Stored data

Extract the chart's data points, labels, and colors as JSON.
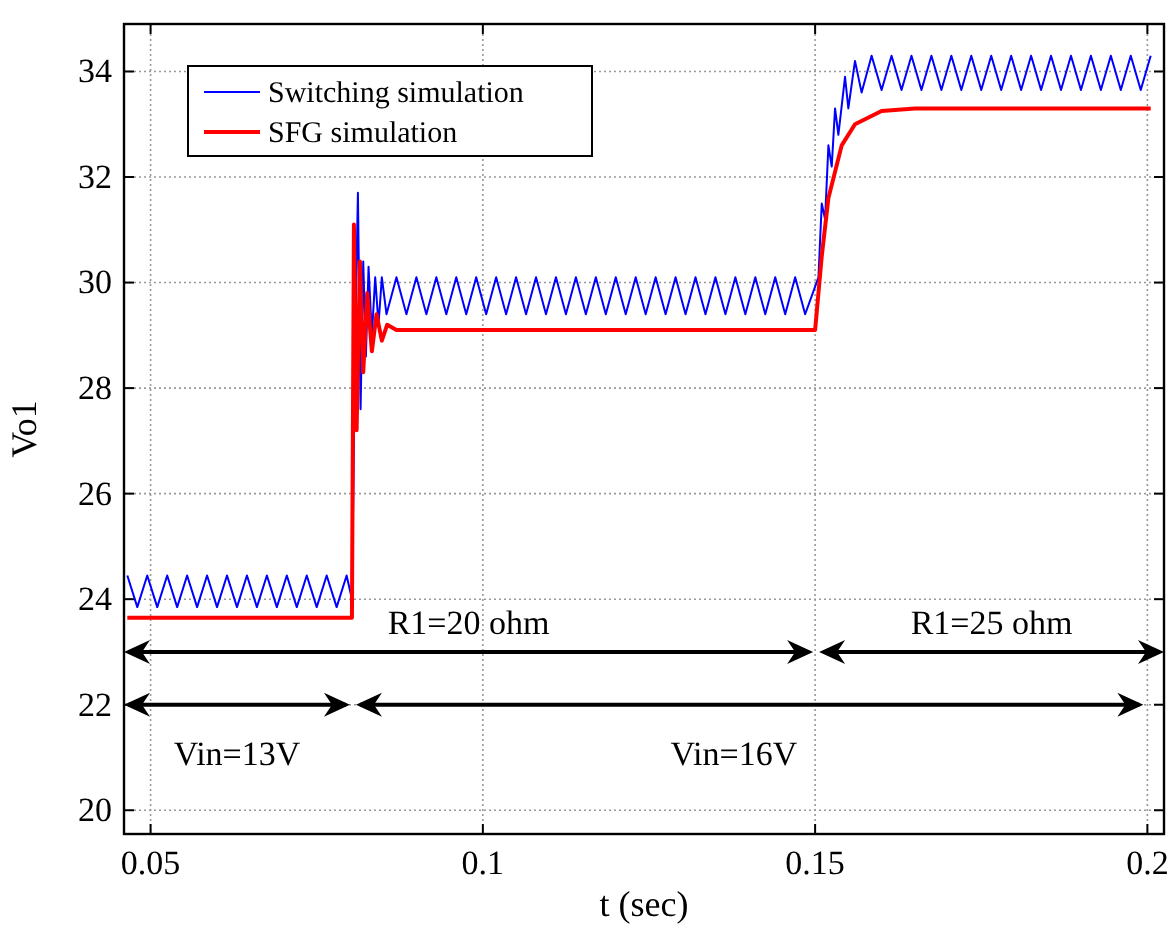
{
  "chart_data": {
    "type": "line",
    "xlabel": "t (sec)",
    "ylabel": "Vo1",
    "xlim": [
      0.046,
      0.2025
    ],
    "xticks": [
      0.05,
      0.1,
      0.15,
      0.2
    ],
    "ylim": [
      19.55,
      34.9
    ],
    "yticks": [
      20,
      22,
      24,
      26,
      28,
      30,
      32,
      34
    ],
    "grid": true,
    "legend": "top left",
    "line_style": "solid",
    "series": [
      {
        "name": "Switching simulation",
        "color": "#0000ff",
        "x": [
          0.0465,
          0.048,
          0.0495,
          0.051,
          0.0525,
          0.054,
          0.0555,
          0.057,
          0.0585,
          0.06,
          0.0615,
          0.063,
          0.0645,
          0.066,
          0.0675,
          0.069,
          0.0705,
          0.072,
          0.0735,
          0.075,
          0.0765,
          0.078,
          0.0795,
          0.0803,
          0.0808,
          0.0812,
          0.0816,
          0.082,
          0.0824,
          0.0828,
          0.0833,
          0.0838,
          0.0843,
          0.0848,
          0.0855,
          0.087,
          0.0885,
          0.09,
          0.0915,
          0.093,
          0.0945,
          0.096,
          0.0975,
          0.099,
          0.1005,
          0.102,
          0.1035,
          0.105,
          0.1065,
          0.108,
          0.1095,
          0.111,
          0.1125,
          0.114,
          0.1155,
          0.117,
          0.1185,
          0.12,
          0.1215,
          0.123,
          0.1245,
          0.126,
          0.1275,
          0.129,
          0.1305,
          0.132,
          0.1335,
          0.135,
          0.1365,
          0.138,
          0.1395,
          0.141,
          0.1425,
          0.144,
          0.1455,
          0.147,
          0.1485,
          0.1505,
          0.151,
          0.1515,
          0.152,
          0.1525,
          0.153,
          0.1535,
          0.1545,
          0.155,
          0.156,
          0.157,
          0.1585,
          0.16,
          0.1615,
          0.163,
          0.1645,
          0.166,
          0.1675,
          0.169,
          0.1705,
          0.172,
          0.1735,
          0.175,
          0.1765,
          0.178,
          0.1795,
          0.181,
          0.1825,
          0.184,
          0.1855,
          0.187,
          0.1885,
          0.19,
          0.1915,
          0.193,
          0.1945,
          0.196,
          0.1975,
          0.199,
          0.2005
        ],
        "values": [
          24.45,
          23.85,
          24.45,
          23.85,
          24.45,
          23.85,
          24.45,
          23.85,
          24.45,
          23.85,
          24.45,
          23.85,
          24.45,
          23.85,
          24.45,
          23.85,
          24.45,
          23.85,
          24.45,
          23.85,
          24.45,
          23.85,
          24.45,
          24.0,
          29.0,
          31.7,
          27.6,
          30.4,
          28.6,
          30.3,
          29.0,
          30.1,
          29.2,
          30.1,
          29.4,
          30.1,
          29.4,
          30.1,
          29.4,
          30.1,
          29.4,
          30.1,
          29.4,
          30.1,
          29.4,
          30.1,
          29.4,
          30.1,
          29.4,
          30.1,
          29.4,
          30.1,
          29.4,
          30.1,
          29.4,
          30.1,
          29.4,
          30.1,
          29.4,
          30.1,
          29.4,
          30.1,
          29.4,
          30.1,
          29.4,
          30.1,
          29.4,
          30.1,
          29.4,
          30.1,
          29.4,
          30.1,
          29.4,
          30.1,
          29.4,
          30.1,
          29.4,
          30.1,
          31.5,
          31.2,
          32.6,
          32.2,
          33.3,
          32.8,
          33.9,
          33.3,
          34.2,
          33.6,
          34.3,
          33.65,
          34.3,
          33.65,
          34.3,
          33.65,
          34.3,
          33.65,
          34.3,
          33.65,
          34.3,
          33.65,
          34.3,
          33.65,
          34.3,
          33.65,
          34.3,
          33.65,
          34.3,
          33.65,
          34.3,
          33.65,
          34.3,
          33.65,
          34.3,
          33.65,
          34.3,
          33.65,
          34.3
        ]
      },
      {
        "name": "SFG simulation",
        "color": "#ff0000",
        "x": [
          0.0465,
          0.0803,
          0.0806,
          0.081,
          0.0815,
          0.082,
          0.0826,
          0.0833,
          0.084,
          0.0848,
          0.0856,
          0.087,
          0.15,
          0.151,
          0.152,
          0.154,
          0.156,
          0.16,
          0.165,
          0.2005
        ],
        "values": [
          23.65,
          23.65,
          31.1,
          27.2,
          30.4,
          28.3,
          29.8,
          28.7,
          29.4,
          28.9,
          29.2,
          29.1,
          29.1,
          30.5,
          31.6,
          32.6,
          33.0,
          33.25,
          33.3,
          33.3
        ]
      }
    ],
    "annotations": [
      "R1=20 ohm",
      "R1=25 ohm",
      "Vin=13V",
      "Vin=16V"
    ]
  }
}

§ Exercise task: Output the entries above exactly. Drop the pictures.

§ Answer:
Extract the chart's data points, labels, and colors as JSON.
{
  "chart_data": {
    "type": "line",
    "xlabel": "t (sec)",
    "ylabel": "Vo1",
    "xlim": [
      0.046,
      0.2025
    ],
    "xticks": [
      0.05,
      0.1,
      0.15,
      0.2
    ],
    "ylim": [
      19.55,
      34.9
    ],
    "yticks": [
      20,
      22,
      24,
      26,
      28,
      30,
      32,
      34
    ],
    "grid": true,
    "legend": "top left",
    "line_style": "solid",
    "series": [
      {
        "name": "Switching simulation",
        "color": "#0000ff",
        "x": [
          0.0465,
          0.048,
          0.0495,
          0.051,
          0.0525,
          0.054,
          0.0555,
          0.057,
          0.0585,
          0.06,
          0.0615,
          0.063,
          0.0645,
          0.066,
          0.0675,
          0.069,
          0.0705,
          0.072,
          0.0735,
          0.075,
          0.0765,
          0.078,
          0.0795,
          0.0803,
          0.0808,
          0.0812,
          0.0816,
          0.082,
          0.0824,
          0.0828,
          0.0833,
          0.0838,
          0.0843,
          0.0848,
          0.0855,
          0.087,
          0.0885,
          0.09,
          0.0915,
          0.093,
          0.0945,
          0.096,
          0.0975,
          0.099,
          0.1005,
          0.102,
          0.1035,
          0.105,
          0.1065,
          0.108,
          0.1095,
          0.111,
          0.1125,
          0.114,
          0.1155,
          0.117,
          0.1185,
          0.12,
          0.1215,
          0.123,
          0.1245,
          0.126,
          0.1275,
          0.129,
          0.1305,
          0.132,
          0.1335,
          0.135,
          0.1365,
          0.138,
          0.1395,
          0.141,
          0.1425,
          0.144,
          0.1455,
          0.147,
          0.1485,
          0.1505,
          0.151,
          0.1515,
          0.152,
          0.1525,
          0.153,
          0.1535,
          0.1545,
          0.155,
          0.156,
          0.157,
          0.1585,
          0.16,
          0.1615,
          0.163,
          0.1645,
          0.166,
          0.1675,
          0.169,
          0.1705,
          0.172,
          0.1735,
          0.175,
          0.1765,
          0.178,
          0.1795,
          0.181,
          0.1825,
          0.184,
          0.1855,
          0.187,
          0.1885,
          0.19,
          0.1915,
          0.193,
          0.1945,
          0.196,
          0.1975,
          0.199,
          0.2005
        ],
        "values": [
          24.45,
          23.85,
          24.45,
          23.85,
          24.45,
          23.85,
          24.45,
          23.85,
          24.45,
          23.85,
          24.45,
          23.85,
          24.45,
          23.85,
          24.45,
          23.85,
          24.45,
          23.85,
          24.45,
          23.85,
          24.45,
          23.85,
          24.45,
          24.0,
          29.0,
          31.7,
          27.6,
          30.4,
          28.6,
          30.3,
          29.0,
          30.1,
          29.2,
          30.1,
          29.4,
          30.1,
          29.4,
          30.1,
          29.4,
          30.1,
          29.4,
          30.1,
          29.4,
          30.1,
          29.4,
          30.1,
          29.4,
          30.1,
          29.4,
          30.1,
          29.4,
          30.1,
          29.4,
          30.1,
          29.4,
          30.1,
          29.4,
          30.1,
          29.4,
          30.1,
          29.4,
          30.1,
          29.4,
          30.1,
          29.4,
          30.1,
          29.4,
          30.1,
          29.4,
          30.1,
          29.4,
          30.1,
          29.4,
          30.1,
          29.4,
          30.1,
          29.4,
          30.1,
          31.5,
          31.2,
          32.6,
          32.2,
          33.3,
          32.8,
          33.9,
          33.3,
          34.2,
          33.6,
          34.3,
          33.65,
          34.3,
          33.65,
          34.3,
          33.65,
          34.3,
          33.65,
          34.3,
          33.65,
          34.3,
          33.65,
          34.3,
          33.65,
          34.3,
          33.65,
          34.3,
          33.65,
          34.3,
          33.65,
          34.3,
          33.65,
          34.3,
          33.65,
          34.3,
          33.65,
          34.3,
          33.65,
          34.3
        ]
      },
      {
        "name": "SFG simulation",
        "color": "#ff0000",
        "x": [
          0.0465,
          0.0803,
          0.0806,
          0.081,
          0.0815,
          0.082,
          0.0826,
          0.0833,
          0.084,
          0.0848,
          0.0856,
          0.087,
          0.15,
          0.151,
          0.152,
          0.154,
          0.156,
          0.16,
          0.165,
          0.2005
        ],
        "values": [
          23.65,
          23.65,
          31.1,
          27.2,
          30.4,
          28.3,
          29.8,
          28.7,
          29.4,
          28.9,
          29.2,
          29.1,
          29.1,
          30.5,
          31.6,
          32.6,
          33.0,
          33.25,
          33.3,
          33.3
        ]
      }
    ],
    "annotations": [
      "R1=20 ohm",
      "R1=25 ohm",
      "Vin=13V",
      "Vin=16V"
    ]
  }
}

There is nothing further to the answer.